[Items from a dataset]

━━━━━━

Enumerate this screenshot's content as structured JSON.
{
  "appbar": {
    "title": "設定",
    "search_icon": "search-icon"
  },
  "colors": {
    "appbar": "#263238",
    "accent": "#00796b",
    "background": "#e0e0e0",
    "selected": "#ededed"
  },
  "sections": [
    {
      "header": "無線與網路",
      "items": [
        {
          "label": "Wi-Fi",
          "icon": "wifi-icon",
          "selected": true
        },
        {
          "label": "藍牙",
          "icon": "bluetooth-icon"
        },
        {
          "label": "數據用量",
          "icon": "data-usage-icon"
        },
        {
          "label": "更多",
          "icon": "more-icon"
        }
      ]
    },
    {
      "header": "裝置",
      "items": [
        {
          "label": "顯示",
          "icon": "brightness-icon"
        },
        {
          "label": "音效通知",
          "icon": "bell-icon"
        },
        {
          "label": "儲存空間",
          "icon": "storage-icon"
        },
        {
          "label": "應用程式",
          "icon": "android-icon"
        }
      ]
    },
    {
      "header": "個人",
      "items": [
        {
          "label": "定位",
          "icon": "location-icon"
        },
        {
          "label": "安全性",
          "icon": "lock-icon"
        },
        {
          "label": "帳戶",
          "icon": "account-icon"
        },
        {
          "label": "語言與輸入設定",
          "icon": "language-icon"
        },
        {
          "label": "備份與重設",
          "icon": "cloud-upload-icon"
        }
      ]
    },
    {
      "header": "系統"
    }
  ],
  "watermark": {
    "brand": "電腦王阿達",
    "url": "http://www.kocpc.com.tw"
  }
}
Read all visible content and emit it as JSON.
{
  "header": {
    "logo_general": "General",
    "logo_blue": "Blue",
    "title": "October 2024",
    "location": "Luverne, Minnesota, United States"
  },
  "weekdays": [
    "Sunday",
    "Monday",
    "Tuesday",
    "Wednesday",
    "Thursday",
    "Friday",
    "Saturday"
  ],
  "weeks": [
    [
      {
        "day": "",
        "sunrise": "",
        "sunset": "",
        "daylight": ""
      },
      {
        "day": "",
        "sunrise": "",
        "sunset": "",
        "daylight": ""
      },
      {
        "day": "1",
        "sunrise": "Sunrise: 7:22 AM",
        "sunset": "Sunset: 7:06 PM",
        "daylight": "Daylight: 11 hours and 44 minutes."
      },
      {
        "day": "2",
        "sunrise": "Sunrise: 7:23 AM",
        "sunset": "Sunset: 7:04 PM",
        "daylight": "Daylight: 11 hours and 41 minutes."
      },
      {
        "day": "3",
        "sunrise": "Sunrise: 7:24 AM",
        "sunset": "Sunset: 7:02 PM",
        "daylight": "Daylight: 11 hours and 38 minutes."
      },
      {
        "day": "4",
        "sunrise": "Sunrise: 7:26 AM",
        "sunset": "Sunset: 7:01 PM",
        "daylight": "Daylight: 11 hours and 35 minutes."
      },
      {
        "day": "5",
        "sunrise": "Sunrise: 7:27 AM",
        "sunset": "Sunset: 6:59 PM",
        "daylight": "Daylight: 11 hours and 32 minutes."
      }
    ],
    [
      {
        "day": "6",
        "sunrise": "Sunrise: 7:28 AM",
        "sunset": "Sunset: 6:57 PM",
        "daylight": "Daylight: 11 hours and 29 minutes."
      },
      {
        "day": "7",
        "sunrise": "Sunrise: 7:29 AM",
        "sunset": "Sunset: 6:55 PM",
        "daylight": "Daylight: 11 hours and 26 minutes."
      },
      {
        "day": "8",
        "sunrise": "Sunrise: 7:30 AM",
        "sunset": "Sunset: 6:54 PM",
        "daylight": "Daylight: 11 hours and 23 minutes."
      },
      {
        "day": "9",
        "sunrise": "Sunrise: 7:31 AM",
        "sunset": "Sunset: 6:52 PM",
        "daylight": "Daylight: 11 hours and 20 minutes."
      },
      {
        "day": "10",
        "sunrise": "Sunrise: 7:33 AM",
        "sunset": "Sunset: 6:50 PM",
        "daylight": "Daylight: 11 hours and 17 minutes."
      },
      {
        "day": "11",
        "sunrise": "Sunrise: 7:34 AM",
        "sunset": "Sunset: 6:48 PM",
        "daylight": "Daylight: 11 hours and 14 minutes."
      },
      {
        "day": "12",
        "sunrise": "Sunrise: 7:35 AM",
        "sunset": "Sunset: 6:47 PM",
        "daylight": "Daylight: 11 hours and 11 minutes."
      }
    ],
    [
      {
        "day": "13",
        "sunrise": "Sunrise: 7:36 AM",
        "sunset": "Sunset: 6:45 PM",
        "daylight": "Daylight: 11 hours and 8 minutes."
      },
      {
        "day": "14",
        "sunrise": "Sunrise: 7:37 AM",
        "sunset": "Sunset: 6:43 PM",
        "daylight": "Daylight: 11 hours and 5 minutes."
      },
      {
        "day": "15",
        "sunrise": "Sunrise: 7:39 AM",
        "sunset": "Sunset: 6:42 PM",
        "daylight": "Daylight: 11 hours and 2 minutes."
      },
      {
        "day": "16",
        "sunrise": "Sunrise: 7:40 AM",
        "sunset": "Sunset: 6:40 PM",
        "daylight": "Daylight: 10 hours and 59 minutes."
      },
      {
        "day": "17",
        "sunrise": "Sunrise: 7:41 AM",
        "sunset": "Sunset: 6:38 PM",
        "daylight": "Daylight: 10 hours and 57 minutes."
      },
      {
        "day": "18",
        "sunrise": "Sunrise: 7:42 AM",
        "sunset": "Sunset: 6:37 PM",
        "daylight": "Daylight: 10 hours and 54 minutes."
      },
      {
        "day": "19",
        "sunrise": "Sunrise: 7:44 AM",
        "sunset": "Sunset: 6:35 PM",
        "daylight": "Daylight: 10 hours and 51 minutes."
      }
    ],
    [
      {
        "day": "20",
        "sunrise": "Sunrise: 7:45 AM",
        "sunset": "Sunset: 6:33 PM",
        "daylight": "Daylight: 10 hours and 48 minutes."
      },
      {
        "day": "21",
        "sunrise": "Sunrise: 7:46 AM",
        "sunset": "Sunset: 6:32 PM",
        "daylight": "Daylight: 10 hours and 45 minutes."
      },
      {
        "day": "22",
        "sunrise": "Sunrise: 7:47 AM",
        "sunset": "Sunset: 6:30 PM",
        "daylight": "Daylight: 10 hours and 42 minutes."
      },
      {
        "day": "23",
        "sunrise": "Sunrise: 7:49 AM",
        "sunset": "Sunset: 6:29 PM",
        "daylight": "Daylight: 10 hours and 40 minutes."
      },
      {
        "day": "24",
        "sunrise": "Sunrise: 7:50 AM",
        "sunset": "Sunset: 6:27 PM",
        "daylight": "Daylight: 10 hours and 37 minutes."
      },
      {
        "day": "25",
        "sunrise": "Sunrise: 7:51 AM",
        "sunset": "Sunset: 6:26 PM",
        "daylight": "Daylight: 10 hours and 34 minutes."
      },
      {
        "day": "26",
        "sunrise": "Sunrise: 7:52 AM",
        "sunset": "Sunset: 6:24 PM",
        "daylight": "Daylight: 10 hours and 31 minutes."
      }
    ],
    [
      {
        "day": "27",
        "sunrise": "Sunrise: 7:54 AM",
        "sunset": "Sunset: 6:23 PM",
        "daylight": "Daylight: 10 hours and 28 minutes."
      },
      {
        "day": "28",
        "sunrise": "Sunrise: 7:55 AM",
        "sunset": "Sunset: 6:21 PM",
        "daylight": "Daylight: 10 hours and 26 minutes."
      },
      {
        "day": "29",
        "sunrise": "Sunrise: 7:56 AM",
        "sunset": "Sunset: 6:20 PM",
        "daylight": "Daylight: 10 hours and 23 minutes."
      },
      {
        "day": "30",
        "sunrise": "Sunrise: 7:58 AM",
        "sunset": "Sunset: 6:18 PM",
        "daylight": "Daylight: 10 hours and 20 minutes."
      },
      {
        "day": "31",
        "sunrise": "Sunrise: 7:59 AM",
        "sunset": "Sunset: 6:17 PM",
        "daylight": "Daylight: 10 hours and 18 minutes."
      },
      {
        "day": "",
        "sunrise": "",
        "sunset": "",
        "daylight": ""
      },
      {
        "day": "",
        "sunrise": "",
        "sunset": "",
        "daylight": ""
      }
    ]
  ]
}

━━━━━━

* **YOUR INSTRUCTIONS**: From the listing above, copy every line that holds the string "header".

* **EXERCISE OUTPUT**:
      "header": "無線與網路",
      "header": "裝置",
      "header": "個人",
      "header": "系統"
  "header": {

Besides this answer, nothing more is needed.